- [WHAT IS BEING ASKED]
List all the lines in these records that hold "Tribune".

- [MATERIAL PROVIDED]
● ● ● ● ● ● ●

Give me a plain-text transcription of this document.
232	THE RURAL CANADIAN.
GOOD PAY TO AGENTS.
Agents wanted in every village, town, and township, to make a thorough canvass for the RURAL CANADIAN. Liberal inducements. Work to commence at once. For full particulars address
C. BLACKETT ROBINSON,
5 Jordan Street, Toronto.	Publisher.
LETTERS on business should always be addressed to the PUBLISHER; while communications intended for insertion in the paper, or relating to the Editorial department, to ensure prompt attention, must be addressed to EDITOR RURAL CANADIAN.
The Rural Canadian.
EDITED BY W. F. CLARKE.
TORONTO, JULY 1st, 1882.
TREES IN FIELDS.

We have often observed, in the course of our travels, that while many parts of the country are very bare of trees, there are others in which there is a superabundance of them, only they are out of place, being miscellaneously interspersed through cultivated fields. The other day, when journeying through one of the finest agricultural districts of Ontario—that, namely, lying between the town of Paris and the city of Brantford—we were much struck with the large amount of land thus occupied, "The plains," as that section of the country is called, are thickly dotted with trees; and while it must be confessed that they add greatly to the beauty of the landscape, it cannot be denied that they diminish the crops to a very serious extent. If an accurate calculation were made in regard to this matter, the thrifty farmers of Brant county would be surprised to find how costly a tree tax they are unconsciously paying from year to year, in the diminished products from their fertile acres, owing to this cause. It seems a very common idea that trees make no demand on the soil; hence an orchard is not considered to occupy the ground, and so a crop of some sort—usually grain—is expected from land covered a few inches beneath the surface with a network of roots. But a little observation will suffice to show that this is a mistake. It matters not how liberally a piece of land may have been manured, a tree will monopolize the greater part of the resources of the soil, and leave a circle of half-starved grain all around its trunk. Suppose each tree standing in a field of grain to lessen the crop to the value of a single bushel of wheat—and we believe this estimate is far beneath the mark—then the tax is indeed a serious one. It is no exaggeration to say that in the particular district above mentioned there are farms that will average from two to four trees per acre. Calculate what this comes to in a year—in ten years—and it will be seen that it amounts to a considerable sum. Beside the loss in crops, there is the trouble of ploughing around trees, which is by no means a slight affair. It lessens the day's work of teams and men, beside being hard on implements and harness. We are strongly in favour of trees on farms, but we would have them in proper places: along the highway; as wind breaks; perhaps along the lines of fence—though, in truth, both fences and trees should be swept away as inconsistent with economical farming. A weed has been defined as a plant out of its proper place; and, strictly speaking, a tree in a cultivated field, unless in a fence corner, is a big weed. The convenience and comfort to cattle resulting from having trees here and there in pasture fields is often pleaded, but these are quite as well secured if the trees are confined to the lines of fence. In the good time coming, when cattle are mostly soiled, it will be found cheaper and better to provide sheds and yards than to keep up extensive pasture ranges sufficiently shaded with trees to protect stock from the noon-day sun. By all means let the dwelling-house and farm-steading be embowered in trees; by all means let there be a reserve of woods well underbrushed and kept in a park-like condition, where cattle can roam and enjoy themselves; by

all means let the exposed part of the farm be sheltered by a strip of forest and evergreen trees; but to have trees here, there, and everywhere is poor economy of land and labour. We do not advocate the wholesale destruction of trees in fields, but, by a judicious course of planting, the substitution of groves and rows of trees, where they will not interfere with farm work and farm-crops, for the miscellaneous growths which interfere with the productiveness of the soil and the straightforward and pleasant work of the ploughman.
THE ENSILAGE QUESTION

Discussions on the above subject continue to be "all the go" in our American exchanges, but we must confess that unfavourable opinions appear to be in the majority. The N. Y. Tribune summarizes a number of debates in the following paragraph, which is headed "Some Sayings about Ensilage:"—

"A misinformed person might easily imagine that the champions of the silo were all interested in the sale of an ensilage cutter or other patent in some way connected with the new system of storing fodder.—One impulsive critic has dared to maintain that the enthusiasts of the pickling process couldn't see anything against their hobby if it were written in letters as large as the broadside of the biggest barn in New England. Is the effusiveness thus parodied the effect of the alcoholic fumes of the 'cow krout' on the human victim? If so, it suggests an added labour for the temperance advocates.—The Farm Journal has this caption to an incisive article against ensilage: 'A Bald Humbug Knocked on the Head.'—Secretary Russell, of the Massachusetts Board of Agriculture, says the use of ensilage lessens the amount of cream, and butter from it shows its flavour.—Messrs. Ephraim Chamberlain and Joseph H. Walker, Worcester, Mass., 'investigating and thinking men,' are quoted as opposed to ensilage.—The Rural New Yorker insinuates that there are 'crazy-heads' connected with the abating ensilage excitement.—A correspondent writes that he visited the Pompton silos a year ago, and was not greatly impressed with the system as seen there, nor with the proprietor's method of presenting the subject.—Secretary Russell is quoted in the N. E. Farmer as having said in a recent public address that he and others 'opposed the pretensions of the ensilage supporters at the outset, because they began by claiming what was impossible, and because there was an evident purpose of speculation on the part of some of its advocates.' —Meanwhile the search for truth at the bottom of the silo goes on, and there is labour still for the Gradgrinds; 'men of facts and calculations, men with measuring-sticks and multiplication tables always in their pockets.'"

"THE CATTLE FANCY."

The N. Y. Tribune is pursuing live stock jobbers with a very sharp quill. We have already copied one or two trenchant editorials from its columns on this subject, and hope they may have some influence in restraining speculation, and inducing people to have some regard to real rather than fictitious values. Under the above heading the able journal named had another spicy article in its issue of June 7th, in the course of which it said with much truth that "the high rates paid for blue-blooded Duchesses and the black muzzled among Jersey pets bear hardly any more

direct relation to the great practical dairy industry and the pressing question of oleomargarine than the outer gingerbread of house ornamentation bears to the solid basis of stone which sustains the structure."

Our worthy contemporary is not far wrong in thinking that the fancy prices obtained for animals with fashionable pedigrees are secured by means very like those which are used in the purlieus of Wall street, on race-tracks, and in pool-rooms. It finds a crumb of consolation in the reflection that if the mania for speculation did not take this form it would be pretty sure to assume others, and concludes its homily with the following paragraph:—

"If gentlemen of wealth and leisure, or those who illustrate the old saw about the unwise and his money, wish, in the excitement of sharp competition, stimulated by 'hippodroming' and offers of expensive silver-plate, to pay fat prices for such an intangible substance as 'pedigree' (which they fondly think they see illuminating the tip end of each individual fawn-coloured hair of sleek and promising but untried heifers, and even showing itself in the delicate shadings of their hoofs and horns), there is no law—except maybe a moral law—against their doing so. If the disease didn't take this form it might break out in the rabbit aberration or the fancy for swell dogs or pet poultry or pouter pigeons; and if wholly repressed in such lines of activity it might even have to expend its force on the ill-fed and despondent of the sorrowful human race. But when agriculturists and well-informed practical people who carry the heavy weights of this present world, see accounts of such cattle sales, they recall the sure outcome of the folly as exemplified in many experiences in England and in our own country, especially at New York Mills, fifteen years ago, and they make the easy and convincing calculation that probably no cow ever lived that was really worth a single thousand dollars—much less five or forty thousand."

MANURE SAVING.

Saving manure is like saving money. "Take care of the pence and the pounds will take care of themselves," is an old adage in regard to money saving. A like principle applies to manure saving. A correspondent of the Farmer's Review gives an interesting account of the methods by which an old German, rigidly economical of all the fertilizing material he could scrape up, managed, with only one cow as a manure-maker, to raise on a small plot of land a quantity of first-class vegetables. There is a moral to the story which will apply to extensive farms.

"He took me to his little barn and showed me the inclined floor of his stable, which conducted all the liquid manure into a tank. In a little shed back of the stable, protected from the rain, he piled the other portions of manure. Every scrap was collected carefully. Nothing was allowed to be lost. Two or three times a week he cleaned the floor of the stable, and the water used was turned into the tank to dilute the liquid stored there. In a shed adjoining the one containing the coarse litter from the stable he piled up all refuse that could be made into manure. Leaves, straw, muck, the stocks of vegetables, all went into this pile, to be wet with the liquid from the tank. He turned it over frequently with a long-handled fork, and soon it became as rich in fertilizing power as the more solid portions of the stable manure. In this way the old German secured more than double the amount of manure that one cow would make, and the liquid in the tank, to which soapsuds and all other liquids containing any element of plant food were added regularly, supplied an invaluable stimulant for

● ● ● ● ● ● ●

- [PROBLEM SOLUTION]
Discussions on the above subject continue to be "all the go" in our American exchanges, but we must confess that unfavourable opinions appear to be in the majority. The N. Y. Tribune summarizes a number of debates in the following paragraph, which is headed "Some Sayings about Ensilage:"—
The N. Y. Tribune is pursuing live stock jobbers with a very sharp quill. We have already copied one or two trenchant editorials from its columns on this subject, and hope they may have some influence in restraining speculation, and inducing people to have some regard to real rather than fictitious values. Under the above heading the able journal named had another spicy article in its issue of June 7th, in the course of which it said with much truth that "the high rates paid for blue-blooded Duchesses and the black muzzled among Jersey pets bear hardly any more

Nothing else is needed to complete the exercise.